··· MATERIAL SHOWN

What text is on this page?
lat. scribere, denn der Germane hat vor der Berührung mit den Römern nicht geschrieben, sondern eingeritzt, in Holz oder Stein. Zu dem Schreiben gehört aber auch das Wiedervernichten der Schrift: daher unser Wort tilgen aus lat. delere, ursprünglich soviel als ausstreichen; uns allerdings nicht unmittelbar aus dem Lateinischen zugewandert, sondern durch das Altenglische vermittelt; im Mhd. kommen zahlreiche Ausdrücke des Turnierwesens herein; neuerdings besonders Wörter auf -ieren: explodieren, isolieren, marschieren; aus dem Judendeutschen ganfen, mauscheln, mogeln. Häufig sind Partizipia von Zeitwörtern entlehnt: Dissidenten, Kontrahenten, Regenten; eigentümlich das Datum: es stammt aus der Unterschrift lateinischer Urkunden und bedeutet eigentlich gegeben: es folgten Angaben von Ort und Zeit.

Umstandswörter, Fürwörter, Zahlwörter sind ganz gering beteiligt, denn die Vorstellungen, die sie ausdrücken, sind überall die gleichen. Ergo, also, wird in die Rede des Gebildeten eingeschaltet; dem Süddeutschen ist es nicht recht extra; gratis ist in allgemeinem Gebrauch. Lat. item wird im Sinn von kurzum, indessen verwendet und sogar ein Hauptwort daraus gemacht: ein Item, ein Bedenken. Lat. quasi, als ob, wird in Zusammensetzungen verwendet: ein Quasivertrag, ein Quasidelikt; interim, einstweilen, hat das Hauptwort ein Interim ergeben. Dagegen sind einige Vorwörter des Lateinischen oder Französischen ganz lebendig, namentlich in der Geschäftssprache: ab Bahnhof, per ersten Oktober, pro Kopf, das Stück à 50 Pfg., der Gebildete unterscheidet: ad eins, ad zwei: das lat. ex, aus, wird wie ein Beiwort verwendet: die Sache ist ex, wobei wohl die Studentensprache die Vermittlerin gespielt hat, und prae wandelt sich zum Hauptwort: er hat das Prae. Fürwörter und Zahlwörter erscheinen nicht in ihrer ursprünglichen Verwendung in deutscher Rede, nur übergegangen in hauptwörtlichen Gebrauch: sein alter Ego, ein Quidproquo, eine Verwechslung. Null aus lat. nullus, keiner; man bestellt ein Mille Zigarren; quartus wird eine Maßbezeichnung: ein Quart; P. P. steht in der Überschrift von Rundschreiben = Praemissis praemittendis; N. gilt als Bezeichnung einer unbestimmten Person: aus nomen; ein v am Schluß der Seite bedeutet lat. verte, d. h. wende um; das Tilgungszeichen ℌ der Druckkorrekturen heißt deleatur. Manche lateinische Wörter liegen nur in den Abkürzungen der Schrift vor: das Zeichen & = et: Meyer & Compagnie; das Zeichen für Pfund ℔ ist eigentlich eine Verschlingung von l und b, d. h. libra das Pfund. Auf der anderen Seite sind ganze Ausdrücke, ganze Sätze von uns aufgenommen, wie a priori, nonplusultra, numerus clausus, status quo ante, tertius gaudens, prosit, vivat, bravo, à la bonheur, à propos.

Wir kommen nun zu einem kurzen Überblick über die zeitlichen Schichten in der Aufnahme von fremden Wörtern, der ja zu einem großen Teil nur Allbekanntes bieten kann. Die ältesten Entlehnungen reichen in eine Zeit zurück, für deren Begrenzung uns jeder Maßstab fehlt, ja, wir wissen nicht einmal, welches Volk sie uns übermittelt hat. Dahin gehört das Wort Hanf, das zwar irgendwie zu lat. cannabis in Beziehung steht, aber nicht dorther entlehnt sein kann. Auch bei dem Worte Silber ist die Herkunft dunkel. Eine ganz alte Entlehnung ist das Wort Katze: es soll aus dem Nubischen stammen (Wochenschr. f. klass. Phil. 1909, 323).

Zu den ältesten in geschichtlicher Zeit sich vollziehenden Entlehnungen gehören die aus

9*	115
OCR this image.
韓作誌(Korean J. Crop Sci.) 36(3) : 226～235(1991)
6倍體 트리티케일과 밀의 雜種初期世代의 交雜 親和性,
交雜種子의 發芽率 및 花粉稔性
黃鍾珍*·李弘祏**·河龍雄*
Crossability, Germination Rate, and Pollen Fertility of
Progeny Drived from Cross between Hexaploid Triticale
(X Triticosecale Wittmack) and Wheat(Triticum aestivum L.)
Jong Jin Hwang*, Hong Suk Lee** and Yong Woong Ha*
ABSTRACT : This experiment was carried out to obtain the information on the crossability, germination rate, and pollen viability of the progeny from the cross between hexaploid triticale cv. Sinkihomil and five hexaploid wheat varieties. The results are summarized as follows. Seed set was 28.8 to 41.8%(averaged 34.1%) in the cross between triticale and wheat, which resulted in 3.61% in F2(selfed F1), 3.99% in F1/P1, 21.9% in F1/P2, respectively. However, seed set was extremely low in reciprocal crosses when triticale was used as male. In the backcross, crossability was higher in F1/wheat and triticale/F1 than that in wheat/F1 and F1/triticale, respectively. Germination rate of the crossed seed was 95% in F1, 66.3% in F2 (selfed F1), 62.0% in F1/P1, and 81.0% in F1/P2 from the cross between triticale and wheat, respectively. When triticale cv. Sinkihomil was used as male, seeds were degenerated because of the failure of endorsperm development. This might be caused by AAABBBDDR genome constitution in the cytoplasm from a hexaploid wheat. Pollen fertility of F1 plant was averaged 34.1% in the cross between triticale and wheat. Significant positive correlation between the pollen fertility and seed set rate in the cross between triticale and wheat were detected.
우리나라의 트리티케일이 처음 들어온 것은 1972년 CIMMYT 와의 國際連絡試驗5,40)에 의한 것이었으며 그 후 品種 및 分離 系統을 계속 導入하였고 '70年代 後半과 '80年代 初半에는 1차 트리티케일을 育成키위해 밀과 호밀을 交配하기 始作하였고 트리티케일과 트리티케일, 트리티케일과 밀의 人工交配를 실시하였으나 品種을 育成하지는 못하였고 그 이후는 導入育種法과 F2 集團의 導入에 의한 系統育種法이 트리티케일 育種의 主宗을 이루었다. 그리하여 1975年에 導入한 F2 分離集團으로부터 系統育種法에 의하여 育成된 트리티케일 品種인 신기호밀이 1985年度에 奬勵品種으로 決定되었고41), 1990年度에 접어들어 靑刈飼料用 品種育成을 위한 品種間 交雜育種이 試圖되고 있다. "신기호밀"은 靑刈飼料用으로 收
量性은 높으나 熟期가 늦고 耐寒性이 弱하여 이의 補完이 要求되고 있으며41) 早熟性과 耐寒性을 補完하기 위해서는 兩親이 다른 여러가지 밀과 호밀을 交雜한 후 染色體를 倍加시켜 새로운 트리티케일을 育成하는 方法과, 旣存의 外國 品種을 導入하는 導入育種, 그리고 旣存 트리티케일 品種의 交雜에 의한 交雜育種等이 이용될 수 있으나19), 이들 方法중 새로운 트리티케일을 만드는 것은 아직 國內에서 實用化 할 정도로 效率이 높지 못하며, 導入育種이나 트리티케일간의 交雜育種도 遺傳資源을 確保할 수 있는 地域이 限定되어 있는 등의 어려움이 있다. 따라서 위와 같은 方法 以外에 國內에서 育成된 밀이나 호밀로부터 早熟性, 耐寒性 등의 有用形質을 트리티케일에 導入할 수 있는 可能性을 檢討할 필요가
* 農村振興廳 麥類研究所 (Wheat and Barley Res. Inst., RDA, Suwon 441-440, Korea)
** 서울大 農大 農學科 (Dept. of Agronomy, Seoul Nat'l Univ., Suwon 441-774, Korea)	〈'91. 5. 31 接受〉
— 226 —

······

ACTIVITY: Print all the data exactly.

YOUR RESPONSE:
What text is on this page?
lat. scribere, denn der Germane hat vor der Berührung mit den Römern nicht geschrieben, sondern eingeritzt, in Holz oder Stein. Zu dem Schreiben gehört aber auch das Wiedervernichten der Schrift: daher unser Wort tilgen aus lat. delere, ursprünglich soviel als ausstreichen; uns allerdings nicht unmittelbar aus dem Lateinischen zugewandert, sondern durch das Altenglische vermittelt; im Mhd. kommen zahlreiche Ausdrücke des Turnierwesens herein; neuerdings besonders Wörter auf -ieren: explodieren, isolieren, marschieren; aus dem Judendeutschen ganfen, mauscheln, mogeln. Häufig sind Partizipia von Zeitwörtern entlehnt: Dissidenten, Kontrahenten, Regenten; eigentümlich das Datum: es stammt aus der Unterschrift lateinischer Urkunden und bedeutet eigentlich gegeben: es folgten Angaben von Ort und Zeit.

Umstandswörter, Fürwörter, Zahlwörter sind ganz gering beteiligt, denn die Vorstellungen, die sie ausdrücken, sind überall die gleichen. Ergo, also, wird in die Rede des Gebildeten eingeschaltet; dem Süddeutschen ist es nicht recht extra; gratis ist in allgemeinem Gebrauch. Lat. item wird im Sinn von kurzum, indessen verwendet und sogar ein Hauptwort daraus gemacht: ein Item, ein Bedenken. Lat. quasi, als ob, wird in Zusammensetzungen verwendet: ein Quasivertrag, ein Quasidelikt; interim, einstweilen, hat das Hauptwort ein Interim ergeben. Dagegen sind einige Vorwörter des Lateinischen oder Französischen ganz lebendig, namentlich in der Geschäftssprache: ab Bahnhof, per ersten Oktober, pro Kopf, das Stück à 50 Pfg., der Gebildete unterscheidet: ad eins, ad zwei: das lat. ex, aus, wird wie ein Beiwort verwendet: die Sache ist ex, wobei wohl die Studentensprache die Vermittlerin gespielt hat, und prae wandelt sich zum Hauptwort: er hat das Prae. Fürwörter und Zahlwörter erscheinen nicht in ihrer ursprünglichen Verwendung in deutscher Rede, nur übergegangen in hauptwörtlichen Gebrauch: sein alter Ego, ein Quidproquo, eine Verwechslung. Null aus lat. nullus, keiner; man bestellt ein Mille Zigarren; quartus wird eine Maßbezeichnung: ein Quart; P. P. steht in der Überschrift von Rundschreiben = Praemissis praemittendis; N. gilt als Bezeichnung einer unbestimmten Person: aus nomen; ein v am Schluß der Seite bedeutet lat. verte, d. h. wende um; das Tilgungszeichen ℌ der Druckkorrekturen heißt deleatur. Manche lateinische Wörter liegen nur in den Abkürzungen der Schrift vor: das Zeichen & = et: Meyer & Compagnie; das Zeichen für Pfund ℔ ist eigentlich eine Verschlingung von l und b, d. h. libra das Pfund. Auf der anderen Seite sind ganze Ausdrücke, ganze Sätze von uns aufgenommen, wie a priori, nonplusultra, numerus clausus, status quo ante, tertius gaudens, prosit, vivat, bravo, à la bonheur, à propos.

Wir kommen nun zu einem kurzen Überblick über die zeitlichen Schichten in der Aufnahme von fremden Wörtern, der ja zu einem großen Teil nur Allbekanntes bieten kann. Die ältesten Entlehnungen reichen in eine Zeit zurück, für deren Begrenzung uns jeder Maßstab fehlt, ja, wir wissen nicht einmal, welches Volk sie uns übermittelt hat. Dahin gehört das Wort Hanf, das zwar irgendwie zu lat. cannabis in Beziehung steht, aber nicht dorther entlehnt sein kann. Auch bei dem Worte Silber ist die Herkunft dunkel. Eine ganz alte Entlehnung ist das Wort Katze: es soll aus dem Nubischen stammen (Wochenschr. f. klass. Phil. 1909, 323).

Zu den ältesten in geschichtlicher Zeit sich vollziehenden Entlehnungen gehören die aus

9*	115
OCR this image.
韓作誌(Korean J. Crop Sci.) 36(3) : 226～235(1991)
6倍體 트리티케일과 밀의 雜種初期世代의 交雜 親和性,
交雜種子의 發芽率 및 花粉稔性
黃鍾珍*·李弘祏**·河龍雄*
Crossability, Germination Rate, and Pollen Fertility of
Progeny Drived from Cross between Hexaploid Triticale
(X Triticosecale Wittmack) and Wheat(Triticum aestivum L.)
Jong Jin Hwang*, Hong Suk Lee** and Yong Woong Ha*
ABSTRACT : This experiment was carried out to obtain the information on the crossability, germination rate, and pollen viability of the progeny from the cross between hexaploid triticale cv. Sinkihomil and five hexaploid wheat varieties. The results are summarized as follows. Seed set was 28.8 to 41.8%(averaged 34.1%) in the cross between triticale and wheat, which resulted in 3.61% in F2(selfed F1), 3.99% in F1/P1, 21.9% in F1/P2, respectively. However, seed set was extremely low in reciprocal crosses when triticale was used as male. In the backcross, crossability was higher in F1/wheat and triticale/F1 than that in wheat/F1 and F1/triticale, respectively. Germination rate of the crossed seed was 95% in F1, 66.3% in F2 (selfed F1), 62.0% in F1/P1, and 81.0% in F1/P2 from the cross between triticale and wheat, respectively. When triticale cv. Sinkihomil was used as male, seeds were degenerated because of the failure of endorsperm development. This might be caused by AAABBBDDR genome constitution in the cytoplasm from a hexaploid wheat. Pollen fertility of F1 plant was averaged 34.1% in the cross between triticale and wheat. Significant positive correlation between the pollen fertility and seed set rate in the cross between triticale and wheat were detected.
우리나라의 트리티케일이 처음 들어온 것은 1972년 CIMMYT 와의 國際連絡試驗5,40)에 의한 것이었으며 그 후 品種 및 分離 系統을 계속 導入하였고 '70年代 後半과 '80年代 初半에는 1차 트리티케일을 育成키위해 밀과 호밀을 交配하기 始作하였고 트리티케일과 트리티케일, 트리티케일과 밀의 人工交配를 실시하였으나 品種을 育成하지는 못하였고 그 이후는 導入育種法과 F2 集團의 導入에 의한 系統育種法이 트리티케일 育種의 主宗을 이루었다. 그리하여 1975年에 導入한 F2 分離集團으로부터 系統育種法에 의하여 育成된 트리티케일 品種인 신기호밀이 1985年度에 奬勵品種으로 決定되었고41), 1990年度에 접어들어 靑刈飼料用 品種育成을 위한 品種間 交雜育種이 試圖되고 있다. "신기호밀"은 靑刈飼料用으로 收
量性은 높으나 熟期가 늦고 耐寒性이 弱하여 이의 補完이 要求되고 있으며41) 早熟性과 耐寒性을 補完하기 위해서는 兩親이 다른 여러가지 밀과 호밀을 交雜한 후 染色體를 倍加시켜 새로운 트리티케일을 育成하는 方法과, 旣存의 外國 品種을 導入하는 導入育種, 그리고 旣存 트리티케일 品種의 交雜에 의한 交雜育種等이 이용될 수 있으나19), 이들 方法중 새로운 트리티케일을 만드는 것은 아직 國內에서 實用化 할 정도로 效率이 높지 못하며, 導入育種이나 트리티케일간의 交雜育種도 遺傳資源을 確保할 수 있는 地域이 限定되어 있는 등의 어려움이 있다. 따라서 위와 같은 方法 以外에 國內에서 育成된 밀이나 호밀로부터 早熟性, 耐寒性 등의 有用形質을 트리티케일에 導入할 수 있는 可能性을 檢討할 필요가
* 農村振興廳 麥類研究所 (Wheat and Barley Res. Inst., RDA, Suwon 441-440, Korea)
** 서울大 農大 農學科 (Dept. of Agronomy, Seoul Nat'l Univ., Suwon 441-774, Korea)	〈'91. 5. 31 接受〉
— 226 —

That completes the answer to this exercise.